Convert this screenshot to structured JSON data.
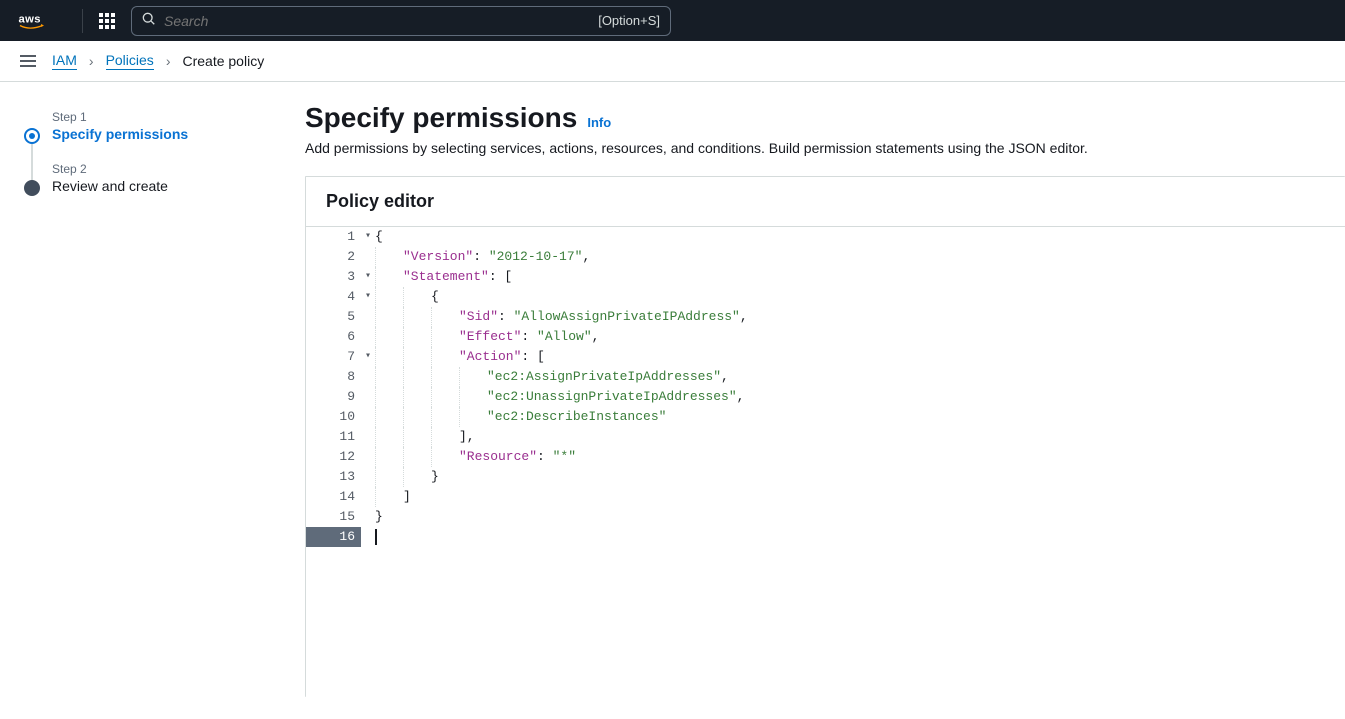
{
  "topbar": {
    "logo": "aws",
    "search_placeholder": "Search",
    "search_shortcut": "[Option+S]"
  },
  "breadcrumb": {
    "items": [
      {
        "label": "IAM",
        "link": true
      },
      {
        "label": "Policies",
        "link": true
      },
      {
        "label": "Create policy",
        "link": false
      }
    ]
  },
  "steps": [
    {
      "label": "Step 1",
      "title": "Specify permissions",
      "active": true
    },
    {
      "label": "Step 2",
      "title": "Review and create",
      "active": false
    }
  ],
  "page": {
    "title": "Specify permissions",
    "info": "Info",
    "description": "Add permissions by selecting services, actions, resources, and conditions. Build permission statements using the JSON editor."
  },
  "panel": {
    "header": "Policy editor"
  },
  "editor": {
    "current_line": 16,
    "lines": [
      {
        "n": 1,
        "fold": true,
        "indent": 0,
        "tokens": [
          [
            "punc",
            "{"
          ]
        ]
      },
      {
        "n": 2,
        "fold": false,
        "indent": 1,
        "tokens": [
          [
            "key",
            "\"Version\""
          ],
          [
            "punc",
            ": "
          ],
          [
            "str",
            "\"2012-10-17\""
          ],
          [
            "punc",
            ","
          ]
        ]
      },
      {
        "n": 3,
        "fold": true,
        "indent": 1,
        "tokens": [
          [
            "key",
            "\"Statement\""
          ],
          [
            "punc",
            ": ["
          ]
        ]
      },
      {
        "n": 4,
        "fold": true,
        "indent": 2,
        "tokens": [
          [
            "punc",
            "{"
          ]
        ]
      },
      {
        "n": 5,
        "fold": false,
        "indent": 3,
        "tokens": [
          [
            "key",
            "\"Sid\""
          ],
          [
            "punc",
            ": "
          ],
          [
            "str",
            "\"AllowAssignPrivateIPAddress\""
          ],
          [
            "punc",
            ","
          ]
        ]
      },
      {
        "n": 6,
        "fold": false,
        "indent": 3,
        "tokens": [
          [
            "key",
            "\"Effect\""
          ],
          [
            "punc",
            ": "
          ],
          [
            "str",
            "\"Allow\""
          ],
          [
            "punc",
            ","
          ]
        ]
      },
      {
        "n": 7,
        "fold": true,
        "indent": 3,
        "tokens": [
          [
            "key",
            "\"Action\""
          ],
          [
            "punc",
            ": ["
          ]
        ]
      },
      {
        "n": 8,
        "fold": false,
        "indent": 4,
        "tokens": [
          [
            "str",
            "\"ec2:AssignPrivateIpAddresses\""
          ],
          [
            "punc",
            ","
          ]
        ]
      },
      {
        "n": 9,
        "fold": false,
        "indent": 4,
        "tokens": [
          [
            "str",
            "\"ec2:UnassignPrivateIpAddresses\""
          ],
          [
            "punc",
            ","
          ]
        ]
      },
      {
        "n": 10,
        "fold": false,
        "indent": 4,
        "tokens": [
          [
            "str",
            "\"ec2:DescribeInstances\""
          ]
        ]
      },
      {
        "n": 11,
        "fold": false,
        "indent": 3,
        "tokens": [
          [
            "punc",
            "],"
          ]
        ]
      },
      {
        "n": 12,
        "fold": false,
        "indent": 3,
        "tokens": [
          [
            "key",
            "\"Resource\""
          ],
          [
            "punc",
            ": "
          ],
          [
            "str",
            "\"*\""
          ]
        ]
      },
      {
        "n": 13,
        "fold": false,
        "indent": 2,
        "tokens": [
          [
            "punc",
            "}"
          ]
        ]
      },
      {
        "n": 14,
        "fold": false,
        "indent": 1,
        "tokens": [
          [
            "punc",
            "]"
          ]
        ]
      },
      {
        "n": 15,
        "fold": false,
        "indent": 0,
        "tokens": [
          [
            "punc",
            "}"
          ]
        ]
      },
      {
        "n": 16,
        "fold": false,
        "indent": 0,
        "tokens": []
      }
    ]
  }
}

────────

- WHAT YOU NEED TO DO:
Leave the pictures out and reproduce each record exactly as written.

- SOLUTION:
Convert this screenshot to structured JSON data.
{
  "topbar": {
    "logo": "aws",
    "search_placeholder": "Search",
    "search_shortcut": "[Option+S]"
  },
  "breadcrumb": {
    "items": [
      {
        "label": "IAM",
        "link": true
      },
      {
        "label": "Policies",
        "link": true
      },
      {
        "label": "Create policy",
        "link": false
      }
    ]
  },
  "steps": [
    {
      "label": "Step 1",
      "title": "Specify permissions",
      "active": true
    },
    {
      "label": "Step 2",
      "title": "Review and create",
      "active": false
    }
  ],
  "page": {
    "title": "Specify permissions",
    "info": "Info",
    "description": "Add permissions by selecting services, actions, resources, and conditions. Build permission statements using the JSON editor."
  },
  "panel": {
    "header": "Policy editor"
  },
  "editor": {
    "current_line": 16,
    "lines": [
      {
        "n": 1,
        "fold": true,
        "indent": 0,
        "tokens": [
          [
            "punc",
            "{"
          ]
        ]
      },
      {
        "n": 2,
        "fold": false,
        "indent": 1,
        "tokens": [
          [
            "key",
            "\"Version\""
          ],
          [
            "punc",
            ": "
          ],
          [
            "str",
            "\"2012-10-17\""
          ],
          [
            "punc",
            ","
          ]
        ]
      },
      {
        "n": 3,
        "fold": true,
        "indent": 1,
        "tokens": [
          [
            "key",
            "\"Statement\""
          ],
          [
            "punc",
            ": ["
          ]
        ]
      },
      {
        "n": 4,
        "fold": true,
        "indent": 2,
        "tokens": [
          [
            "punc",
            "{"
          ]
        ]
      },
      {
        "n": 5,
        "fold": false,
        "indent": 3,
        "tokens": [
          [
            "key",
            "\"Sid\""
          ],
          [
            "punc",
            ": "
          ],
          [
            "str",
            "\"AllowAssignPrivateIPAddress\""
          ],
          [
            "punc",
            ","
          ]
        ]
      },
      {
        "n": 6,
        "fold": false,
        "indent": 3,
        "tokens": [
          [
            "key",
            "\"Effect\""
          ],
          [
            "punc",
            ": "
          ],
          [
            "str",
            "\"Allow\""
          ],
          [
            "punc",
            ","
          ]
        ]
      },
      {
        "n": 7,
        "fold": true,
        "indent": 3,
        "tokens": [
          [
            "key",
            "\"Action\""
          ],
          [
            "punc",
            ": ["
          ]
        ]
      },
      {
        "n": 8,
        "fold": false,
        "indent": 4,
        "tokens": [
          [
            "str",
            "\"ec2:AssignPrivateIpAddresses\""
          ],
          [
            "punc",
            ","
          ]
        ]
      },
      {
        "n": 9,
        "fold": false,
        "indent": 4,
        "tokens": [
          [
            "str",
            "\"ec2:UnassignPrivateIpAddresses\""
          ],
          [
            "punc",
            ","
          ]
        ]
      },
      {
        "n": 10,
        "fold": false,
        "indent": 4,
        "tokens": [
          [
            "str",
            "\"ec2:DescribeInstances\""
          ]
        ]
      },
      {
        "n": 11,
        "fold": false,
        "indent": 3,
        "tokens": [
          [
            "punc",
            "],"
          ]
        ]
      },
      {
        "n": 12,
        "fold": false,
        "indent": 3,
        "tokens": [
          [
            "key",
            "\"Resource\""
          ],
          [
            "punc",
            ": "
          ],
          [
            "str",
            "\"*\""
          ]
        ]
      },
      {
        "n": 13,
        "fold": false,
        "indent": 2,
        "tokens": [
          [
            "punc",
            "}"
          ]
        ]
      },
      {
        "n": 14,
        "fold": false,
        "indent": 1,
        "tokens": [
          [
            "punc",
            "]"
          ]
        ]
      },
      {
        "n": 15,
        "fold": false,
        "indent": 0,
        "tokens": [
          [
            "punc",
            "}"
          ]
        ]
      },
      {
        "n": 16,
        "fold": false,
        "indent": 0,
        "tokens": []
      }
    ]
  }
}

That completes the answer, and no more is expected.